How could nobody notice that Mr Kerviel was doing something very different from his day job for so long? After all, his illicit dealings and the covering of his tracks would have been a full-time task. The reason, of course, is that in a large office, no one really knows what anyone else is doing from day to day, hour to hour.
The Kerviel episode provides us with a rare snapshot of the truth, which, once grasped, explains a great deal about how people behave, how they speak and how they succeed in a large office environment. Between others' perception of an individual's activities and the reality there is potentially a significant gap, a gap so big that it can cost a company the equivalent of the annual GDP of Afghanistan in one fell swoop. We should call it “the Kerviel Gap”.
Office workers might have never talked out loud about the Kerviel Gap, but they are nonetheless often aware at some level of the opportunities it presents. Mr Kerviel used the gap to test his ability to make a financial killing. Others capitalise on it by amusing themselves on the internet all day. But, mostly, people exploit it to present a false self-image to propel themselves up the hierarchy.
The language of the office, for example, is the direct offspring of the Kerviel Gap. People talk unintelligible nonsense at work because in the absence of any accurate understanding of the value of their contribution, they feel they can impress the people that matter by sounding clever instead.

__EXCERPTED RECORDS__.

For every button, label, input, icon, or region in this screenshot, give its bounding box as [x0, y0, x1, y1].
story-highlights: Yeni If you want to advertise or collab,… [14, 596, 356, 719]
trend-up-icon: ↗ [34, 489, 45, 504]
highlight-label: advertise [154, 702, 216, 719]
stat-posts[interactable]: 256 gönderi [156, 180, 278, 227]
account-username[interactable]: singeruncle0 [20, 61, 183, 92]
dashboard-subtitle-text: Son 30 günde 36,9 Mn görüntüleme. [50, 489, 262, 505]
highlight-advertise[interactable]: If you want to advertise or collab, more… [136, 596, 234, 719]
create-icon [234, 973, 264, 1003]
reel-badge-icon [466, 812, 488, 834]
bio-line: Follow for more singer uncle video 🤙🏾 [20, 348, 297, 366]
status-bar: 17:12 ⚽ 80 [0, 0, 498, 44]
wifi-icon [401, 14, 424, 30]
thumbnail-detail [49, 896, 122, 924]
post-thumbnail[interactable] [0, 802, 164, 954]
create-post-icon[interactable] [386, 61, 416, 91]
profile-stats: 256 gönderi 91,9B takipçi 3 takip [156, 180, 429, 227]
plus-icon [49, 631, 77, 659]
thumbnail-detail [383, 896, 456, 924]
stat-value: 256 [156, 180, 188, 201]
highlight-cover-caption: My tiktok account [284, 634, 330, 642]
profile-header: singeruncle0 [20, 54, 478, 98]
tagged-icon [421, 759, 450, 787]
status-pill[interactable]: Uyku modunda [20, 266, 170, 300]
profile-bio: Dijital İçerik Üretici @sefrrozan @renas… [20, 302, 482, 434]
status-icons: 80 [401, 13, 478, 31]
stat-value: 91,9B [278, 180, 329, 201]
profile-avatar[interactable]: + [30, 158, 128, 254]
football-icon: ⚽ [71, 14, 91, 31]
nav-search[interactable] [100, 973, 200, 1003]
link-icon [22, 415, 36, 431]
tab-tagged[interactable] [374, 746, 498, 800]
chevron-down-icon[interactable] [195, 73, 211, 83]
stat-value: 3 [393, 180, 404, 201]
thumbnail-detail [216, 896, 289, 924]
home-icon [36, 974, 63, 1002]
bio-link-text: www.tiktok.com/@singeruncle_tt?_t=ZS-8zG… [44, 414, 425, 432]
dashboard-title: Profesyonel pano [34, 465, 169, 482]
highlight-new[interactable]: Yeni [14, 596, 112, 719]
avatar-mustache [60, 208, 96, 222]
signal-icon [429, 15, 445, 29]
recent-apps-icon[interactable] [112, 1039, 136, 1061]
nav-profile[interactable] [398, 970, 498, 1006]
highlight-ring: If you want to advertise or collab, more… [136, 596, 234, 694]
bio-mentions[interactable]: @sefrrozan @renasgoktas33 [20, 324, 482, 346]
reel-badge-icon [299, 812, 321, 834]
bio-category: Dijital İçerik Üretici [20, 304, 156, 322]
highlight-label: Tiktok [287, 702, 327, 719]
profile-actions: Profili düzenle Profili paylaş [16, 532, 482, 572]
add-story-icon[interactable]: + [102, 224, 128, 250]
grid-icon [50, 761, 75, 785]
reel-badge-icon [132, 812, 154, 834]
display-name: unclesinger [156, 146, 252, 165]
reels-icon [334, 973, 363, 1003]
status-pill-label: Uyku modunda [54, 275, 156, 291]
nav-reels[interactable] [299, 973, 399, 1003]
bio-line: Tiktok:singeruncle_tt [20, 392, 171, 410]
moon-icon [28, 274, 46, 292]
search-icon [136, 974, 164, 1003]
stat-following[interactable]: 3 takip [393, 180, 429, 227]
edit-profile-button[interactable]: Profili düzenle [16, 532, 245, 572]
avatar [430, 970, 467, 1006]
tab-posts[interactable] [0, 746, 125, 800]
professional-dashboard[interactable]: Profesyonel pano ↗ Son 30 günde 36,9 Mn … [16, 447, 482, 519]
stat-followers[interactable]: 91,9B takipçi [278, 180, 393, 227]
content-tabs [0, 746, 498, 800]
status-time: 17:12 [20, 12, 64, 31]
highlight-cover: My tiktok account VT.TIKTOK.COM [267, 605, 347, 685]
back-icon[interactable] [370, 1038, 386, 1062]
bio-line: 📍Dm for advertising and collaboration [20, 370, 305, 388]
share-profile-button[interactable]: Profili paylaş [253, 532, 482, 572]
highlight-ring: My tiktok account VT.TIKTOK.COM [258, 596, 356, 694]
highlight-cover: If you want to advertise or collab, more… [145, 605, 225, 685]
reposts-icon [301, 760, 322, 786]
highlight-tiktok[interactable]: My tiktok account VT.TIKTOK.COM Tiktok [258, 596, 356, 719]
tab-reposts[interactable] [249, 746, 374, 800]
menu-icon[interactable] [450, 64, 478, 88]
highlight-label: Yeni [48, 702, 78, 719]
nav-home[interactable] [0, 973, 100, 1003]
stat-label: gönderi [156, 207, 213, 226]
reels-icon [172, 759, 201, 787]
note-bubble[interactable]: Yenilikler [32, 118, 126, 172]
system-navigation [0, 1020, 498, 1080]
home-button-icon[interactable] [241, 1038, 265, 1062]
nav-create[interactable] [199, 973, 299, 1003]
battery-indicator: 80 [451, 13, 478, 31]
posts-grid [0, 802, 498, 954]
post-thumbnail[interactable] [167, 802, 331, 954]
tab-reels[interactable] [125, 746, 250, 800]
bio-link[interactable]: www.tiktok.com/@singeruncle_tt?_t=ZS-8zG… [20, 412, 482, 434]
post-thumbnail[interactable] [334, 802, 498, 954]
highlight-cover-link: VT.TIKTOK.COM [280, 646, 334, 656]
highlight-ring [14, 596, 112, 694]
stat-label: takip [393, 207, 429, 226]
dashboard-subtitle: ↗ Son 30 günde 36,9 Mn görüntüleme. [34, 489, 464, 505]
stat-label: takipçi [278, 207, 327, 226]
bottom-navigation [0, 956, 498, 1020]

__EXERCISES TO COMPLETE__.
(a) Copy the passage about the Kerviel Gap word for word, starting at "Office workers might" and ending at "sounding clever instead.".
(b) In the passage about the Kerviel Gap, what do most people use the gap for?

__SOLUTION SET__.
(a)
Office workers might have never talked out loud about the Kerviel Gap, but they are nonetheless often aware at some level of the opportunities it presents. Mr Kerviel used the gap to test his ability to make a financial killing. Others capitalise on it by amusing themselves on the internet all day. But, mostly, people exploit it to present a false self-image to propel themselves up the hierarchy.
The language of the office, for example, is the direct offspring of the Kerviel Gap. People talk unintelligible nonsense at work because in the absence of any accurate understanding of the value of their contribution, they feel they can impress the people that matter by sounding clever instead.

(b) To present a false self-image that propels them up the hierarchy.